EXTRACT PROVIDED:
◆ ◆ ◆
The Boxer Rebellion Project


Personal Letter from Franklin Blake, Hong Kong (January 14th, 1860)

Commercial agents such as Franklin Blake, who worked for Augustine Heard, were often young men who left home to seek fortune overseas.

Franklin Blake, 1837-1871, of Newtonville, Massachussets, was an American employee of the China trading firm of Augustine Heard & Co., based in Boston. Blake was the brother of a Worcester mayor and had attended school in Newton before going east to China in 1859. He became head of the firm Augustine Heard & Co. in Bangkok, and ten years later went to Yokohama in the same capacity, finally settling in Higo and its port Kobe. According to a newspaper obituary, he was one of the men responsible for the opening of Kobe to foreigners.

In this letter, Blake lists the recent trips he has made, and his impressions of several places. He also sends souvenirs and items home to his family.
◆ ◆ ◆
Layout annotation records

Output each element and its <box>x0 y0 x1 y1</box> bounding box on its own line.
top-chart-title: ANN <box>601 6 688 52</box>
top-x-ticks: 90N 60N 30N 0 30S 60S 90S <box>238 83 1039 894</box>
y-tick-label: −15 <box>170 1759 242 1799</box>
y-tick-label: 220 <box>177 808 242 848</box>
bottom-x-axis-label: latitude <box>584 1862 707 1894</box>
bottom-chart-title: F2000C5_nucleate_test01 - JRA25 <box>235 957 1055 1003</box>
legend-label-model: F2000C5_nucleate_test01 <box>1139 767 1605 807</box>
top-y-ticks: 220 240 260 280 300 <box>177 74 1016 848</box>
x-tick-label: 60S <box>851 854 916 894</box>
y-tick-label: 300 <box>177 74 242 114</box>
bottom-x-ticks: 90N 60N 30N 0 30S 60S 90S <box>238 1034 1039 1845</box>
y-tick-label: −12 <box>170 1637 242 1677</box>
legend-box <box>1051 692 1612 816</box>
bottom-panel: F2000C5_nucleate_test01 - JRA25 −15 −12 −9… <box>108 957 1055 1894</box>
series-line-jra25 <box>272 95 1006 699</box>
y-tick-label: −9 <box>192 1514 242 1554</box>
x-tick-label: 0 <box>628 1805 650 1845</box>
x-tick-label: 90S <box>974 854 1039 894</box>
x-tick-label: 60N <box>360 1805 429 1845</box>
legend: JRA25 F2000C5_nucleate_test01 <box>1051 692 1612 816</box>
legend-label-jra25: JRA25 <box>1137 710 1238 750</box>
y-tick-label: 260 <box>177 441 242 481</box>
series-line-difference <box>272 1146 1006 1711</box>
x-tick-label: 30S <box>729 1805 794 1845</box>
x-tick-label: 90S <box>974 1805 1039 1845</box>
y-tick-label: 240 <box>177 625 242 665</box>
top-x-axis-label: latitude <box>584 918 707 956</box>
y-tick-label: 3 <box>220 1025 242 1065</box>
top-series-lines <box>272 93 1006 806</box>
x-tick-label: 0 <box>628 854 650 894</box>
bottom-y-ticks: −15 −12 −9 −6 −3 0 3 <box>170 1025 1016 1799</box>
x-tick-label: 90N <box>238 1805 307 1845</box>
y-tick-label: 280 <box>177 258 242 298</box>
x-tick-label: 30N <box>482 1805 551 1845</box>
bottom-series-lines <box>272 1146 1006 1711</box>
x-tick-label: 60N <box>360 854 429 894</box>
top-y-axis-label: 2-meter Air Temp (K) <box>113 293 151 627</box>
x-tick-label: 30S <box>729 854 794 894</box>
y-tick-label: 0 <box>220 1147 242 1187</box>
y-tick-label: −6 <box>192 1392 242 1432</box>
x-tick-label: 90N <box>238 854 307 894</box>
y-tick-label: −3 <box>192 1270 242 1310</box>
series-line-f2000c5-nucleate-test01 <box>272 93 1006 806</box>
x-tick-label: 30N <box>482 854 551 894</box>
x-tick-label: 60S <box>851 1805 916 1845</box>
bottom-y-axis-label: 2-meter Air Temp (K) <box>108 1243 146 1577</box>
◆ ◆ ◆
PROBLEMS TO WORK ON:
- 1) According to the Franklin Blake extract, what town was Blake from?
- 2) Output the part of the Franklin Blake extract starting with "Franklin Blake, 1837-1871, of" and going on through "Kobe to foreigners.".

EXPECTED ANSWERS:
- 1) Newtonville

- 2)
Franklin Blake, 1837-1871, of Newtonville, Massachussets, was an American employee of the China trading firm of Augustine Heard & Co., based in Boston. Blake was the brother of a Worcester mayor and had attended school in Newton before going east to China in 1859. He became head of the firm Augustine Heard & Co. in Bangkok, and ten years later went to Yokohama in the same capacity, finally settling in Higo and its port Kobe. According to a newspaper obituary, he was one of the men responsible for the opening of Kobe to foreigners.